Aim of the exercise:
All of the entries need to be written out again, exactly as they are.

(Dataset items)
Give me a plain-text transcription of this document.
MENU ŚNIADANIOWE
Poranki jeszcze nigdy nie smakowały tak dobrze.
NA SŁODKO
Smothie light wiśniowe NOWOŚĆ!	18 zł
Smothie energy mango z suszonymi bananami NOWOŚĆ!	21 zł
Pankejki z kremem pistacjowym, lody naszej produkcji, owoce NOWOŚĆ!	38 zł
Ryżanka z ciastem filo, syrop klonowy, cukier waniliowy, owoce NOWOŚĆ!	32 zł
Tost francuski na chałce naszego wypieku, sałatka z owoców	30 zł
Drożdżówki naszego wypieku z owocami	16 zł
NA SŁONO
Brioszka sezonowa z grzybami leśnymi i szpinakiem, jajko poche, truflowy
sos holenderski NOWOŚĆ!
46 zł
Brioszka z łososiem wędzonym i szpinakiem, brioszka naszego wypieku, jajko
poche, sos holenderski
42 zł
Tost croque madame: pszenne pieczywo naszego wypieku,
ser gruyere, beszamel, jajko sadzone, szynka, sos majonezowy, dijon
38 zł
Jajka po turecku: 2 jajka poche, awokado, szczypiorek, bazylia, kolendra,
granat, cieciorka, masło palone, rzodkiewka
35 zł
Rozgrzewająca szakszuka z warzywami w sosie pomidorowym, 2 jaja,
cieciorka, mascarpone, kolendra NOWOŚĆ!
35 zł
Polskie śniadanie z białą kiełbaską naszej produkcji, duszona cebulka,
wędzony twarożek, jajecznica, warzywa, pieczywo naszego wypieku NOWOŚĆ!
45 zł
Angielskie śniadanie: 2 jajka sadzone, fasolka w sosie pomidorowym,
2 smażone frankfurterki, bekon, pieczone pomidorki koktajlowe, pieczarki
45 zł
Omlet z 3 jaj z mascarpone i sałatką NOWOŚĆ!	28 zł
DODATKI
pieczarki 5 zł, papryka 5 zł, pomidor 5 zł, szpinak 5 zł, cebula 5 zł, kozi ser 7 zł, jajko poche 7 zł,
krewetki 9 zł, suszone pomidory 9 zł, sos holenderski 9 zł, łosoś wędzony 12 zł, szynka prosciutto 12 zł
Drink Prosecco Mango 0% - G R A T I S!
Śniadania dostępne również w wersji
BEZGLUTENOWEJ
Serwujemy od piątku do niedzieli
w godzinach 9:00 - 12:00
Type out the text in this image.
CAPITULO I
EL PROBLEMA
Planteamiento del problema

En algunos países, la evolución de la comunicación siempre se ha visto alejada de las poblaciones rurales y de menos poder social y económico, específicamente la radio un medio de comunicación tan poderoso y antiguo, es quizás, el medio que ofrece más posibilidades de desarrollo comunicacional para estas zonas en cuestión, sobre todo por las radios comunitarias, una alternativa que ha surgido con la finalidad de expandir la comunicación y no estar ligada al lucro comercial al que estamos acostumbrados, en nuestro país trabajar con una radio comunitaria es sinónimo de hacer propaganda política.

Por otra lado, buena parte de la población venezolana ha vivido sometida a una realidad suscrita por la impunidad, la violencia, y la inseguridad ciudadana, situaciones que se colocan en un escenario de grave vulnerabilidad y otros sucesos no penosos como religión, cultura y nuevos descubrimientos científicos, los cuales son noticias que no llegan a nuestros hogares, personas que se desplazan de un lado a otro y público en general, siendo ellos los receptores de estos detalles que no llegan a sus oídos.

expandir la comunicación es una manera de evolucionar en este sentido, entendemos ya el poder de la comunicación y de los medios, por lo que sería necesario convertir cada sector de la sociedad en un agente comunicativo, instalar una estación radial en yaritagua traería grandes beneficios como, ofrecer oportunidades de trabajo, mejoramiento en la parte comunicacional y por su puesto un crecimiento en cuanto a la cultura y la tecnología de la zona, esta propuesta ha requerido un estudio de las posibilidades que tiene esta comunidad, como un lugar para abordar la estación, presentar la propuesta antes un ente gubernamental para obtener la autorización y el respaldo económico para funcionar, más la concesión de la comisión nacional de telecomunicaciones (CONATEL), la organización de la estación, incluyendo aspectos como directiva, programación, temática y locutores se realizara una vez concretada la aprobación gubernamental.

Answer:
Give me a plain-text transcription of this document.
MENU ŚNIADANIOWE
Poranki jeszcze nigdy nie smakowały tak dobrze.
NA SŁODKO
Smothie light wiśniowe NOWOŚĆ!	18 zł
Smothie energy mango z suszonymi bananami NOWOŚĆ!	21 zł
Pankejki z kremem pistacjowym, lody naszej produkcji, owoce NOWOŚĆ!	38 zł
Ryżanka z ciastem filo, syrop klonowy, cukier waniliowy, owoce NOWOŚĆ!	32 zł
Tost francuski na chałce naszego wypieku, sałatka z owoców	30 zł
Drożdżówki naszego wypieku z owocami	16 zł
NA SŁONO
Brioszka sezonowa z grzybami leśnymi i szpinakiem, jajko poche, truflowy
sos holenderski NOWOŚĆ!
46 zł
Brioszka z łososiem wędzonym i szpinakiem, brioszka naszego wypieku, jajko
poche, sos holenderski
42 zł
Tost croque madame: pszenne pieczywo naszego wypieku,
ser gruyere, beszamel, jajko sadzone, szynka, sos majonezowy, dijon
38 zł
Jajka po turecku: 2 jajka poche, awokado, szczypiorek, bazylia, kolendra,
granat, cieciorka, masło palone, rzodkiewka
35 zł
Rozgrzewająca szakszuka z warzywami w sosie pomidorowym, 2 jaja,
cieciorka, mascarpone, kolendra NOWOŚĆ!
35 zł
Polskie śniadanie z białą kiełbaską naszej produkcji, duszona cebulka,
wędzony twarożek, jajecznica, warzywa, pieczywo naszego wypieku NOWOŚĆ!
45 zł
Angielskie śniadanie: 2 jajka sadzone, fasolka w sosie pomidorowym,
2 smażone frankfurterki, bekon, pieczone pomidorki koktajlowe, pieczarki
45 zł
Omlet z 3 jaj z mascarpone i sałatką NOWOŚĆ!	28 zł
DODATKI
pieczarki 5 zł, papryka 5 zł, pomidor 5 zł, szpinak 5 zł, cebula 5 zł, kozi ser 7 zł, jajko poche 7 zł,
krewetki 9 zł, suszone pomidory 9 zł, sos holenderski 9 zł, łosoś wędzony 12 zł, szynka prosciutto 12 zł
Drink Prosecco Mango 0% - G R A T I S!
Śniadania dostępne również w wersji
BEZGLUTENOWEJ
Serwujemy od piątku do niedzieli
w godzinach 9:00 - 12:00
Type out the text in this image.
CAPITULO I
EL PROBLEMA
Planteamiento del problema

En algunos países, la evolución de la comunicación siempre se ha visto alejada de las poblaciones rurales y de menos poder social y económico, específicamente la radio un medio de comunicación tan poderoso y antiguo, es quizás, el medio que ofrece más posibilidades de desarrollo comunicacional para estas zonas en cuestión, sobre todo por las radios comunitarias, una alternativa que ha surgido con la finalidad de expandir la comunicación y no estar ligada al lucro comercial al que estamos acostumbrados, en nuestro país trabajar con una radio comunitaria es sinónimo de hacer propaganda política.

Por otra lado, buena parte de la población venezolana ha vivido sometida a una realidad suscrita por la impunidad, la violencia, y la inseguridad ciudadana, situaciones que se colocan en un escenario de grave vulnerabilidad y otros sucesos no penosos como religión, cultura y nuevos descubrimientos científicos, los cuales son noticias que no llegan a nuestros hogares, personas que se desplazan de un lado a otro y público en general, siendo ellos los receptores de estos detalles que no llegan a sus oídos.

expandir la comunicación es una manera de evolucionar en este sentido, entendemos ya el poder de la comunicación y de los medios, por lo que sería necesario convertir cada sector de la sociedad en un agente comunicativo, instalar una estación radial en yaritagua traería grandes beneficios como, ofrecer oportunidades de trabajo, mejoramiento en la parte comunicacional y por su puesto un crecimiento en cuanto a la cultura y la tecnología de la zona, esta propuesta ha requerido un estudio de las posibilidades que tiene esta comunidad, como un lugar para abordar la estación, presentar la propuesta antes un ente gubernamental para obtener la autorización y el respaldo económico para funcionar, más la concesión de la comisión nacional de telecomunicaciones (CONATEL), la organización de la estación, incluyendo aspectos como directiva, programación, temática y locutores se realizara una vez concretada la aprobación gubernamental.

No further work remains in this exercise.